(Data items)
****************************************

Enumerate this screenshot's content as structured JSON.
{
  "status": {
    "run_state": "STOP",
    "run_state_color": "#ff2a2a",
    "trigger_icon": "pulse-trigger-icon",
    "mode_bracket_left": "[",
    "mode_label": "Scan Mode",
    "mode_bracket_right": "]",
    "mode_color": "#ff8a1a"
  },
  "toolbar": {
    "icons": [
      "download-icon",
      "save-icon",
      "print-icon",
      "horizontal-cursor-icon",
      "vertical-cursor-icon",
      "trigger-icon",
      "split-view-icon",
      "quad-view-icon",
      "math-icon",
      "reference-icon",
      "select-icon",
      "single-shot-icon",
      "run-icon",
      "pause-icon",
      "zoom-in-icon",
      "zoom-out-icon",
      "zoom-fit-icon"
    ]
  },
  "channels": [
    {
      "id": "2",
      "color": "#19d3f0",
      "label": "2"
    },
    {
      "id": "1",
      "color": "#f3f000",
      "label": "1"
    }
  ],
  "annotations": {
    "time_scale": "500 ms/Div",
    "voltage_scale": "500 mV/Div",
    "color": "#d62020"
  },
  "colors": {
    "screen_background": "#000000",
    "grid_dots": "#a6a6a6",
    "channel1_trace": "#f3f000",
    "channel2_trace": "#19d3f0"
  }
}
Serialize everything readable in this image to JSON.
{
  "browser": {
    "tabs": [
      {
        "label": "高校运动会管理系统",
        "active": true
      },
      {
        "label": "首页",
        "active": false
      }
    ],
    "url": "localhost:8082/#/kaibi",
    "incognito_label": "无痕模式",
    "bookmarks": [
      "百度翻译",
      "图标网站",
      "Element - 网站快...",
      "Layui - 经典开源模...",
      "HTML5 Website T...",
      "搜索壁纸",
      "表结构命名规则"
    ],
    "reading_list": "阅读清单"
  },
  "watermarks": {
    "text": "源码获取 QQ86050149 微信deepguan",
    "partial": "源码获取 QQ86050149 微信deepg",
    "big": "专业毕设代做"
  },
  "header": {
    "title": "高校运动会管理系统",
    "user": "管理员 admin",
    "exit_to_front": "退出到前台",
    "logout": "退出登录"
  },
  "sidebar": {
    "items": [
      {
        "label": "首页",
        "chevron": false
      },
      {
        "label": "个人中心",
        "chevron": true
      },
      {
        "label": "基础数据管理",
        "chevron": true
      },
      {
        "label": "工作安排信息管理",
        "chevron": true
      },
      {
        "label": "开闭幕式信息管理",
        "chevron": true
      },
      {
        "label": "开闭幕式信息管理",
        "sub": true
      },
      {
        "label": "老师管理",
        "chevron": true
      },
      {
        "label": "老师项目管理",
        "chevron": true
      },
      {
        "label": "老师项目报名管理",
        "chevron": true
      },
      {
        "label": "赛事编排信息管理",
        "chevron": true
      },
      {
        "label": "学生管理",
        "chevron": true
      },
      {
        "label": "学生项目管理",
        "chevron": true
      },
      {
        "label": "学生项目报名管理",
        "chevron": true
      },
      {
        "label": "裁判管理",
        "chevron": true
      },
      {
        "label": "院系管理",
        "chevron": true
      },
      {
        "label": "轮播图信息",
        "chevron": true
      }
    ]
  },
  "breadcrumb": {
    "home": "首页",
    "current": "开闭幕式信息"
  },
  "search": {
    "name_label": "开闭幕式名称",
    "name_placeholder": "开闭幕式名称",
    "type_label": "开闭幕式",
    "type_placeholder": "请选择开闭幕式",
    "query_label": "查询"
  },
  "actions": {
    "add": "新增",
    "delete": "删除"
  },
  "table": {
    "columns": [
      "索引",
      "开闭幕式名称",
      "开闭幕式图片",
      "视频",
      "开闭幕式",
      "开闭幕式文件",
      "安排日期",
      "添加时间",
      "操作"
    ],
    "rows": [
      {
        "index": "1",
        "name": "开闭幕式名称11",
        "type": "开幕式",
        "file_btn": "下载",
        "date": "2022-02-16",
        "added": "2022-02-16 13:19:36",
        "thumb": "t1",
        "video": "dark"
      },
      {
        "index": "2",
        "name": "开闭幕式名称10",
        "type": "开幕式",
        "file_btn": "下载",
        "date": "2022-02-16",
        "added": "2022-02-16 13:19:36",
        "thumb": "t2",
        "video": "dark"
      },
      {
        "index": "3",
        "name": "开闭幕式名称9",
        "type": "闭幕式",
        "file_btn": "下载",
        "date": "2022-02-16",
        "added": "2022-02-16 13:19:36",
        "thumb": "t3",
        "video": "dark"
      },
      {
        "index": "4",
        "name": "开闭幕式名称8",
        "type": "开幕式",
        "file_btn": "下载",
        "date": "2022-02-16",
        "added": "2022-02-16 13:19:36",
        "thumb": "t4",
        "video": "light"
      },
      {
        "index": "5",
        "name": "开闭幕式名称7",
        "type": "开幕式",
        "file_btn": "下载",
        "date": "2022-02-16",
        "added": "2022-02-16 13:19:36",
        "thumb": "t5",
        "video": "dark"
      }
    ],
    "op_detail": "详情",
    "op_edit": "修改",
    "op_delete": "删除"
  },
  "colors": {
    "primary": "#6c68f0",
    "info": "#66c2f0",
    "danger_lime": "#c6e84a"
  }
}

****************************************

GOAL: Only a number is wanted: how many lines of the material include the word "trigger".

TASK SOLUTION: 2